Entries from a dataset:
begin

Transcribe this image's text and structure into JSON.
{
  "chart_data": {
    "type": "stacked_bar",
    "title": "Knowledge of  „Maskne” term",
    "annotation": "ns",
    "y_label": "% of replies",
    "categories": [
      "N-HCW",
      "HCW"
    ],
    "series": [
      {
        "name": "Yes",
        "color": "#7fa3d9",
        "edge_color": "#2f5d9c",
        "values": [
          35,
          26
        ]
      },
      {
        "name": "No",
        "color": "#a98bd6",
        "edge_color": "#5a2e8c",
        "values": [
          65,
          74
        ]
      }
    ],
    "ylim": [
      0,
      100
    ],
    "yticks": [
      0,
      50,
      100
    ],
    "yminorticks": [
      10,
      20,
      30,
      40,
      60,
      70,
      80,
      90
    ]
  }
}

end

WHAT TO WORK ON →
Copy every record exactly, with nothing added or dropped.

RESPONSE TO THIS EXERCISE →
Transcribe this image's text and structure into JSON.
{
  "chart_data": {
    "type": "stacked_bar",
    "title": "Knowledge of  „Maskne” term",
    "annotation": "ns",
    "y_label": "% of replies",
    "categories": [
      "N-HCW",
      "HCW"
    ],
    "series": [
      {
        "name": "Yes",
        "color": "#7fa3d9",
        "edge_color": "#2f5d9c",
        "values": [
          35,
          26
        ]
      },
      {
        "name": "No",
        "color": "#a98bd6",
        "edge_color": "#5a2e8c",
        "values": [
          65,
          74
        ]
      }
    ],
    "ylim": [
      0,
      100
    ],
    "yticks": [
      0,
      50,
      100
    ],
    "yminorticks": [
      10,
      20,
      30,
      40,
      60,
      70,
      80,
      90
    ]
  }
}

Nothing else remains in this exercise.